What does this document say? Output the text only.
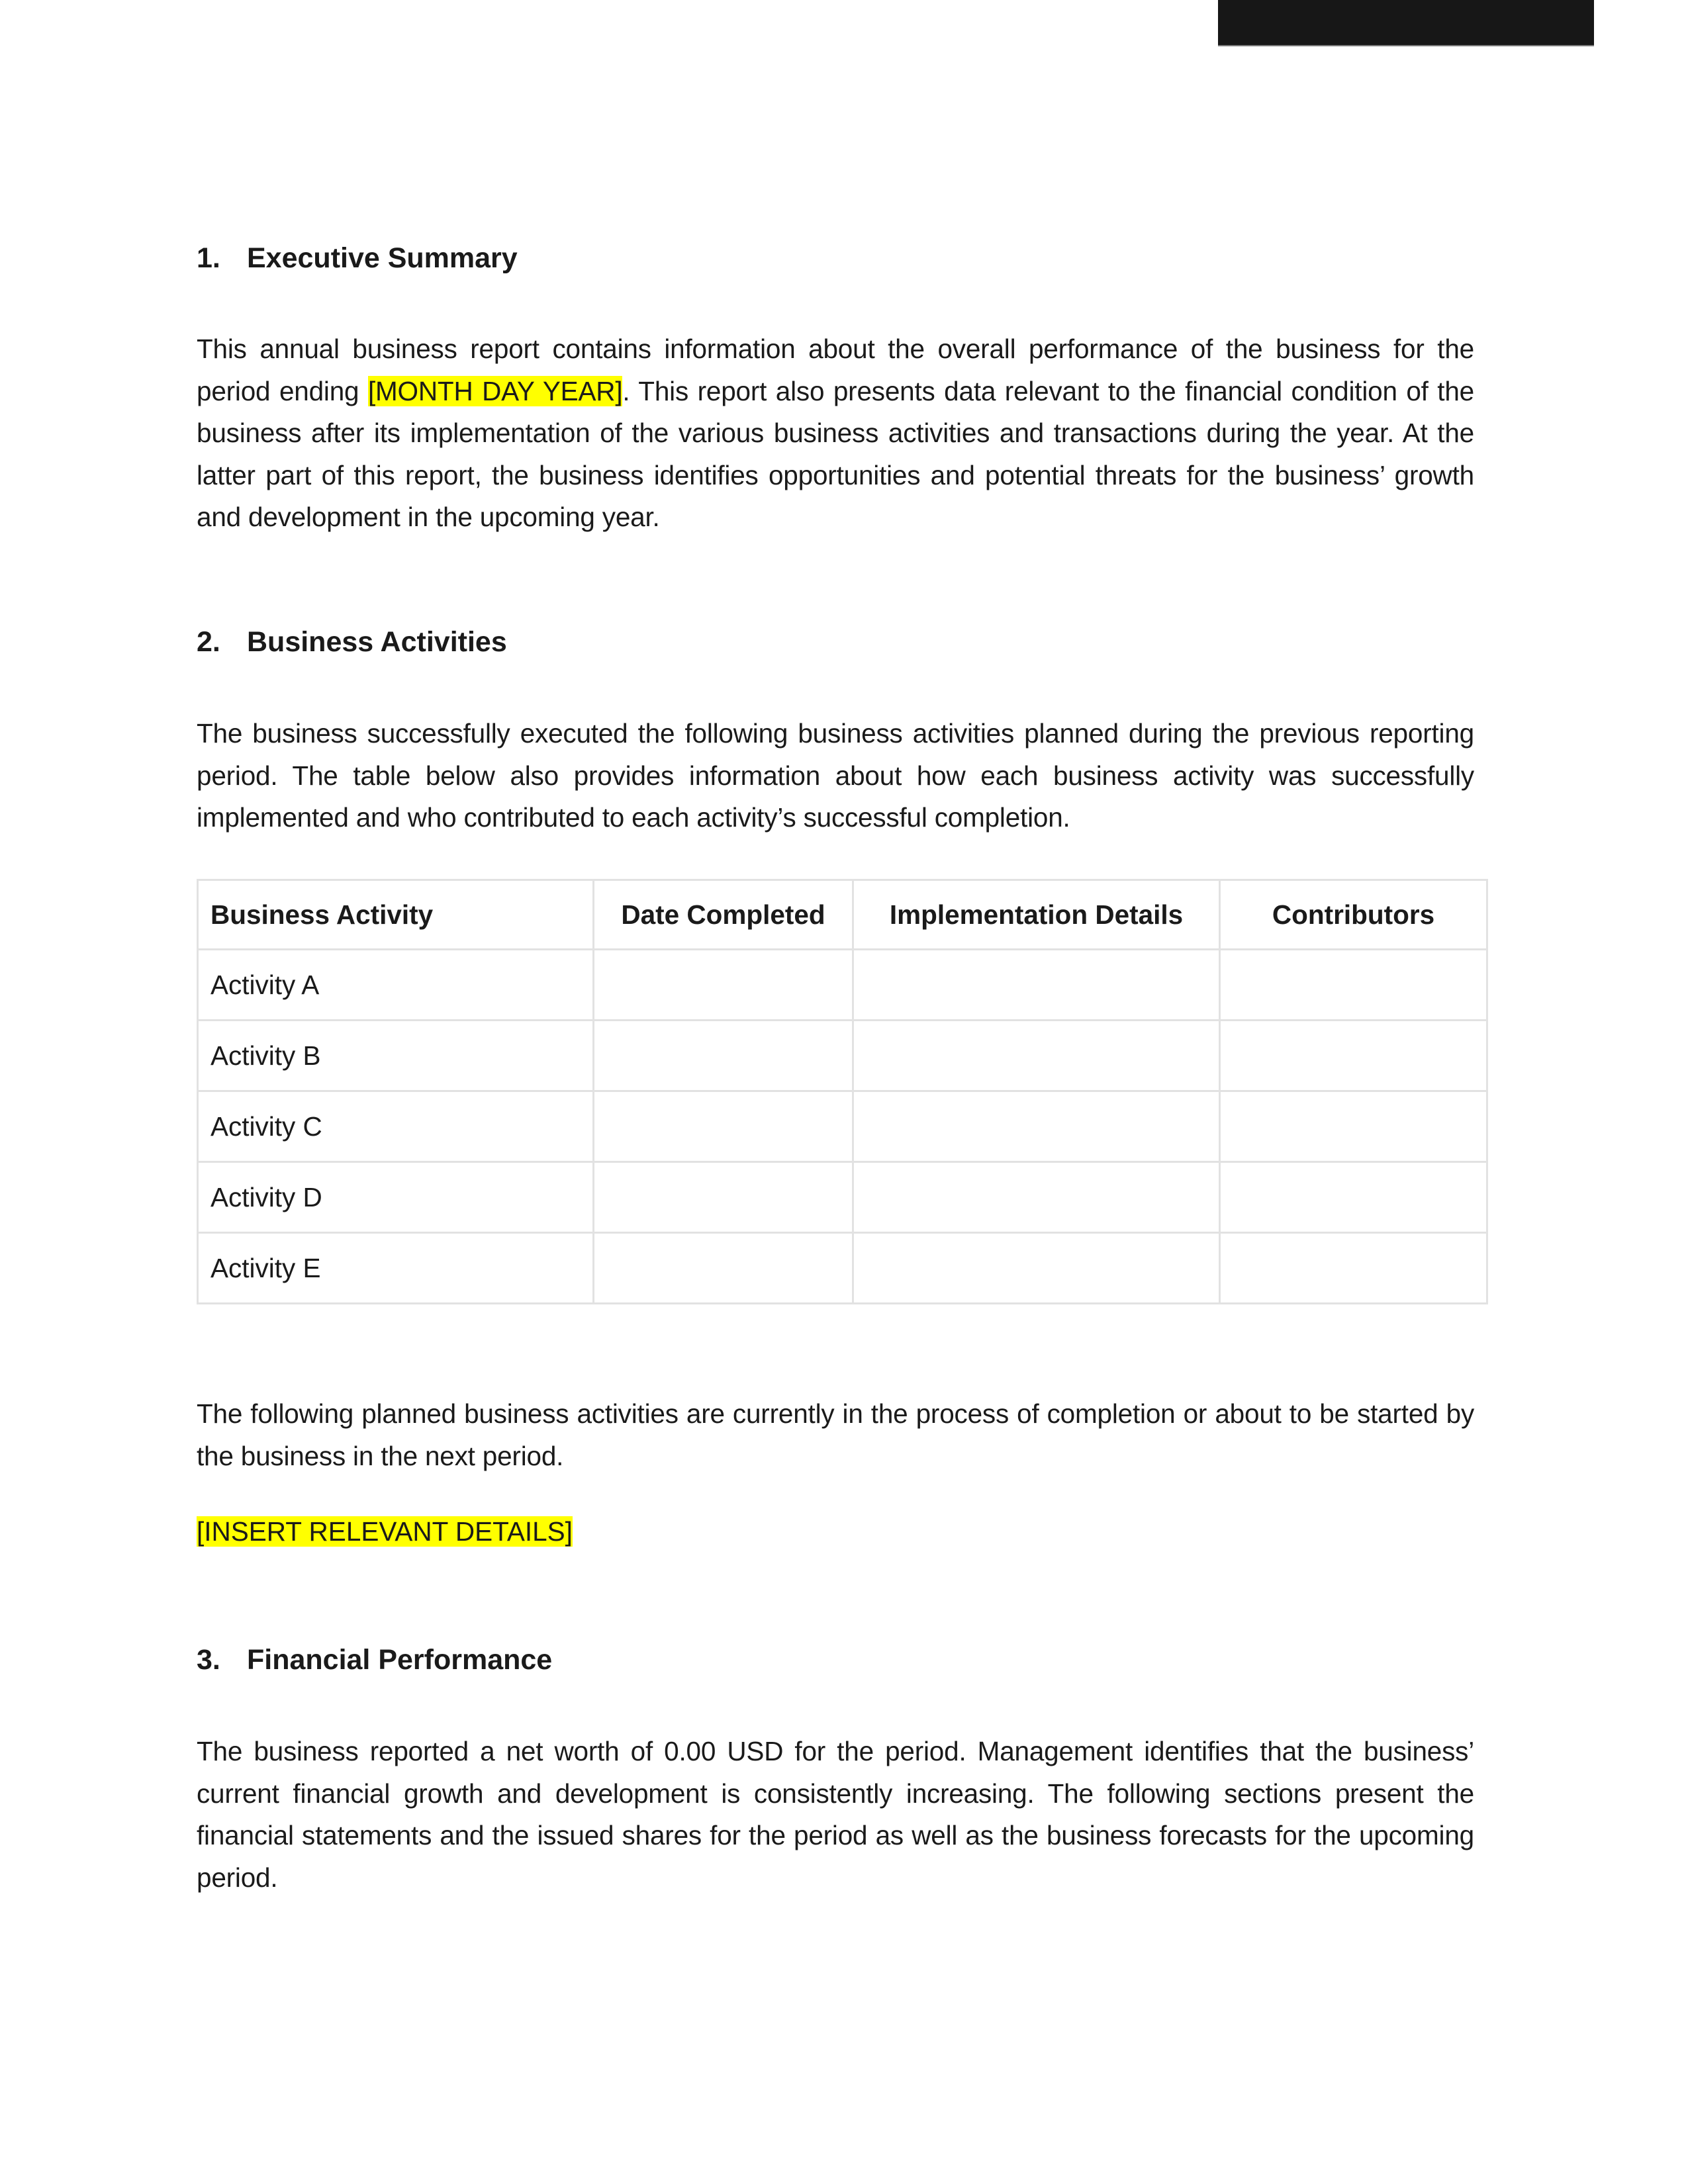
1. Executive Summary

This annual business report contains information about the overall performance of the business for the period ending [MONTH DAY YEAR]. This report also presents data relevant to the financial condition of the business after its implementation of the various business activities and transactions during the year. At the latter part of this report, the business identifies opportunities and potential threats for the business’ growth and development in the upcoming year.

2. Business Activities

The business successfully executed the following business activities planned during the previous reporting period. The table below also provides information about how each business activity was successfully implemented and who contributed to each activity’s successful completion.

Business Activity	Date Completed	Implementation Details	Contributors
Activity A			
Activity B			
Activity C			
Activity D			
Activity E			

The following planned business activities are currently in the process of completion or about to be started by the business in the next period.

[INSERT RELEVANT DETAILS]

3. Financial Performance

The business reported a net worth of 0.00 USD for the period. Management identifies that the business’ current financial growth and development is consistently increasing. The following sections present the financial statements and the issued shares for the period as well as the business forecasts for the upcoming period.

####

◆ BRIEF: Extract the full listing above verbatim; pictures are to be left out of the copy.

◆ RESULT OF THE EXERCISE:
What does this document say? Output the text only.
1. Executive Summary

This annual business report contains information about the overall performance of the business for the period ending [MONTH DAY YEAR]. This report also presents data relevant to the financial condition of the business after its implementation of the various business activities and transactions during the year. At the latter part of this report, the business identifies opportunities and potential threats for the business’ growth and development in the upcoming year.

2. Business Activities

The business successfully executed the following business activities planned during the previous reporting period. The table below also provides information about how each business activity was successfully implemented and who contributed to each activity’s successful completion.

Business Activity	Date Completed	Implementation Details	Contributors
Activity A			
Activity B			
Activity C			
Activity D			
Activity E			

The following planned business activities are currently in the process of completion or about to be started by the business in the next period.

[INSERT RELEVANT DETAILS]

3. Financial Performance

The business reported a net worth of 0.00 USD for the period. Management identifies that the business’ current financial growth and development is consistently increasing. The following sections present the financial statements and the issued shares for the period as well as the business forecasts for the upcoming period.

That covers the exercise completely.